→ SET PROBLEM
Every line of the material is to be repeated exactly as it stands.

→ SUPPLIED MATERIAL
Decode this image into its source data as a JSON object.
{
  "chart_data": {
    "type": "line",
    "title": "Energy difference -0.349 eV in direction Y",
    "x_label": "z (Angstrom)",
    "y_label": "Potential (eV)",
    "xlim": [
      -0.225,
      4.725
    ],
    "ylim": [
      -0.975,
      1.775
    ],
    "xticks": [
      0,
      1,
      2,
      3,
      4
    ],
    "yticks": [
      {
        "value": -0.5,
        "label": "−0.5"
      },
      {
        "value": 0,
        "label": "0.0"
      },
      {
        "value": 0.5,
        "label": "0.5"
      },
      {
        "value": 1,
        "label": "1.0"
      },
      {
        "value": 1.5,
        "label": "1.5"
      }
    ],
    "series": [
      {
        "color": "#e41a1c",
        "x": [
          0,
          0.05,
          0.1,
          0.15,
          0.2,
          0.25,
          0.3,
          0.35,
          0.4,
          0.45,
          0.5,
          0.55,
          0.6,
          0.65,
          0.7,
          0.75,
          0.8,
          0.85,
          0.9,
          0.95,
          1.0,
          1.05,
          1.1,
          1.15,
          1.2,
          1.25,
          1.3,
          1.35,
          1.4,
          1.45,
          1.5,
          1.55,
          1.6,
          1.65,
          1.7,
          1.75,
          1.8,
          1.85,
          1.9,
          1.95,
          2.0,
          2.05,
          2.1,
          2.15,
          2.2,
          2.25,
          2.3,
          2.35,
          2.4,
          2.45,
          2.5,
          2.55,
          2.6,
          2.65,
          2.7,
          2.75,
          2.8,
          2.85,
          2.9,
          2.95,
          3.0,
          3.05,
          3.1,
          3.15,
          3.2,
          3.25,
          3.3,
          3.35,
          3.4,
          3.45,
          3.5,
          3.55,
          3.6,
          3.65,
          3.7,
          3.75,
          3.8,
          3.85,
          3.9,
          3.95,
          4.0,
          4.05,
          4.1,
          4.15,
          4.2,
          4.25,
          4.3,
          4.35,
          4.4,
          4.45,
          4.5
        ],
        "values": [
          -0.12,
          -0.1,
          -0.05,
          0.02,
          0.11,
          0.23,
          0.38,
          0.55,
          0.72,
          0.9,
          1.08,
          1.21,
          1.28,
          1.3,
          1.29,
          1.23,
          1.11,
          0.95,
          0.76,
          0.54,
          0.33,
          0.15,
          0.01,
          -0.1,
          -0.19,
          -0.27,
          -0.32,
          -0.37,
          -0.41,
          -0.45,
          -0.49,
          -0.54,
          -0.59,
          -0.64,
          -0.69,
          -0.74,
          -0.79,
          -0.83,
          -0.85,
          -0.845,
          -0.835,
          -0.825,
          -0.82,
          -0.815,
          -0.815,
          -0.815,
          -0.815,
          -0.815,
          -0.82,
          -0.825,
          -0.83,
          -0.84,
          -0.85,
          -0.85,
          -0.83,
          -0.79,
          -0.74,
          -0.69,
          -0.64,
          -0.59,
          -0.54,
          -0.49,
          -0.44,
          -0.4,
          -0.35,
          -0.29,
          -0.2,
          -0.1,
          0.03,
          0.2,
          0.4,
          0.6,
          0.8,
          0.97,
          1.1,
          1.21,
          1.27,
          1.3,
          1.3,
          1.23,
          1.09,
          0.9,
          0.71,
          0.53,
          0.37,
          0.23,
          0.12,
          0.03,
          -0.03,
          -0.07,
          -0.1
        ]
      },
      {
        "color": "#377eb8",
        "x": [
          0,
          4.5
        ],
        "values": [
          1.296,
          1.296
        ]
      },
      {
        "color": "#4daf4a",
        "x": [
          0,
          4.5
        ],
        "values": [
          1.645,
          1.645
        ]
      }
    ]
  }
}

→ PROBLEM SOLUTION
Decode this image into its source data as a JSON object.
{
  "chart_data": {
    "type": "line",
    "title": "Energy difference -0.349 eV in direction Y",
    "x_label": "z (Angstrom)",
    "y_label": "Potential (eV)",
    "xlim": [
      -0.225,
      4.725
    ],
    "ylim": [
      -0.975,
      1.775
    ],
    "xticks": [
      0,
      1,
      2,
      3,
      4
    ],
    "yticks": [
      {
        "value": -0.5,
        "label": "−0.5"
      },
      {
        "value": 0,
        "label": "0.0"
      },
      {
        "value": 0.5,
        "label": "0.5"
      },
      {
        "value": 1,
        "label": "1.0"
      },
      {
        "value": 1.5,
        "label": "1.5"
      }
    ],
    "series": [
      {
        "color": "#e41a1c",
        "x": [
          0,
          0.05,
          0.1,
          0.15,
          0.2,
          0.25,
          0.3,
          0.35,
          0.4,
          0.45,
          0.5,
          0.55,
          0.6,
          0.65,
          0.7,
          0.75,
          0.8,
          0.85,
          0.9,
          0.95,
          1.0,
          1.05,
          1.1,
          1.15,
          1.2,
          1.25,
          1.3,
          1.35,
          1.4,
          1.45,
          1.5,
          1.55,
          1.6,
          1.65,
          1.7,
          1.75,
          1.8,
          1.85,
          1.9,
          1.95,
          2.0,
          2.05,
          2.1,
          2.15,
          2.2,
          2.25,
          2.3,
          2.35,
          2.4,
          2.45,
          2.5,
          2.55,
          2.6,
          2.65,
          2.7,
          2.75,
          2.8,
          2.85,
          2.9,
          2.95,
          3.0,
          3.05,
          3.1,
          3.15,
          3.2,
          3.25,
          3.3,
          3.35,
          3.4,
          3.45,
          3.5,
          3.55,
          3.6,
          3.65,
          3.7,
          3.75,
          3.8,
          3.85,
          3.9,
          3.95,
          4.0,
          4.05,
          4.1,
          4.15,
          4.2,
          4.25,
          4.3,
          4.35,
          4.4,
          4.45,
          4.5
        ],
        "values": [
          -0.12,
          -0.1,
          -0.05,
          0.02,
          0.11,
          0.23,
          0.38,
          0.55,
          0.72,
          0.9,
          1.08,
          1.21,
          1.28,
          1.3,
          1.29,
          1.23,
          1.11,
          0.95,
          0.76,
          0.54,
          0.33,
          0.15,
          0.01,
          -0.1,
          -0.19,
          -0.27,
          -0.32,
          -0.37,
          -0.41,
          -0.45,
          -0.49,
          -0.54,
          -0.59,
          -0.64,
          -0.69,
          -0.74,
          -0.79,
          -0.83,
          -0.85,
          -0.845,
          -0.835,
          -0.825,
          -0.82,
          -0.815,
          -0.815,
          -0.815,
          -0.815,
          -0.815,
          -0.82,
          -0.825,
          -0.83,
          -0.84,
          -0.85,
          -0.85,
          -0.83,
          -0.79,
          -0.74,
          -0.69,
          -0.64,
          -0.59,
          -0.54,
          -0.49,
          -0.44,
          -0.4,
          -0.35,
          -0.29,
          -0.2,
          -0.1,
          0.03,
          0.2,
          0.4,
          0.6,
          0.8,
          0.97,
          1.1,
          1.21,
          1.27,
          1.3,
          1.3,
          1.23,
          1.09,
          0.9,
          0.71,
          0.53,
          0.37,
          0.23,
          0.12,
          0.03,
          -0.03,
          -0.07,
          -0.1
        ]
      },
      {
        "color": "#377eb8",
        "x": [
          0,
          4.5
        ],
        "values": [
          1.296,
          1.296
        ]
      },
      {
        "color": "#4daf4a",
        "x": [
          0,
          4.5
        ],
        "values": [
          1.645,
          1.645
        ]
      }
    ]
  }
}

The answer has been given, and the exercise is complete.